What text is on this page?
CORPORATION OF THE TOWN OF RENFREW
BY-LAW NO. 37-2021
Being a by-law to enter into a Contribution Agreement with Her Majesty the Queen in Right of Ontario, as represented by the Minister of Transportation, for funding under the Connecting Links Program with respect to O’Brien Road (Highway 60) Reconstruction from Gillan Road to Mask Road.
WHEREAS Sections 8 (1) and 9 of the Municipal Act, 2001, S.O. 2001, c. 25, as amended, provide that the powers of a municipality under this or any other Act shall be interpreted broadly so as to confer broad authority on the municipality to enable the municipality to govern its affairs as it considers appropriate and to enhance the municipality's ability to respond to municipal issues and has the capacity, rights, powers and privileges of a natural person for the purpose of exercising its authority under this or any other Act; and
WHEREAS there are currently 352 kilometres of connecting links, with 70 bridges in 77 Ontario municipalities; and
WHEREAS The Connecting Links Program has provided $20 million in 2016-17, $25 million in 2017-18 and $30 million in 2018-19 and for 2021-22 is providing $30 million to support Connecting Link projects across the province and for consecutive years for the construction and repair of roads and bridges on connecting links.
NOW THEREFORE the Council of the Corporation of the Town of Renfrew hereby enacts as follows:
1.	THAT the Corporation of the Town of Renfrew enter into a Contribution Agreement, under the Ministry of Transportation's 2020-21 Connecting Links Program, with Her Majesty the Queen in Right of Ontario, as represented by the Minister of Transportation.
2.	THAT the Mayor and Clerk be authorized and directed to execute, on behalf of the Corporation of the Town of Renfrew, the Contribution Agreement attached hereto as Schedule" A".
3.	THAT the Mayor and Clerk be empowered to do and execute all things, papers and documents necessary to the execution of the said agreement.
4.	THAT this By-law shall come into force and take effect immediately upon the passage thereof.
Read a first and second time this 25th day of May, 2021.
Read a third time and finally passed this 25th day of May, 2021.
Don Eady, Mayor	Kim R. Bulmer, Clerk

········

All of the entries above must be quoted exactly.

What text is on this page?
CORPORATION OF THE TOWN OF RENFREW
BY-LAW NO. 37-2021
Being a by-law to enter into a Contribution Agreement with Her Majesty the Queen in Right of Ontario, as represented by the Minister of Transportation, for funding under the Connecting Links Program with respect to O’Brien Road (Highway 60) Reconstruction from Gillan Road to Mask Road.
WHEREAS Sections 8 (1) and 9 of the Municipal Act, 2001, S.O. 2001, c. 25, as amended, provide that the powers of a municipality under this or any other Act shall be interpreted broadly so as to confer broad authority on the municipality to enable the municipality to govern its affairs as it considers appropriate and to enhance the municipality's ability to respond to municipal issues and has the capacity, rights, powers and privileges of a natural person for the purpose of exercising its authority under this or any other Act; and
WHEREAS there are currently 352 kilometres of connecting links, with 70 bridges in 77 Ontario municipalities; and
WHEREAS The Connecting Links Program has provided $20 million in 2016-17, $25 million in 2017-18 and $30 million in 2018-19 and for 2021-22 is providing $30 million to support Connecting Link projects across the province and for consecutive years for the construction and repair of roads and bridges on connecting links.
NOW THEREFORE the Council of the Corporation of the Town of Renfrew hereby enacts as follows:
1.	THAT the Corporation of the Town of Renfrew enter into a Contribution Agreement, under the Ministry of Transportation's 2020-21 Connecting Links Program, with Her Majesty the Queen in Right of Ontario, as represented by the Minister of Transportation.
2.	THAT the Mayor and Clerk be authorized and directed to execute, on behalf of the Corporation of the Town of Renfrew, the Contribution Agreement attached hereto as Schedule" A".
3.	THAT the Mayor and Clerk be empowered to do and execute all things, papers and documents necessary to the execution of the said agreement.
4.	THAT this By-law shall come into force and take effect immediately upon the passage thereof.
Read a first and second time this 25th day of May, 2021.
Read a third time and finally passed this 25th day of May, 2021.
Don Eady, Mayor	Kim R. Bulmer, Clerk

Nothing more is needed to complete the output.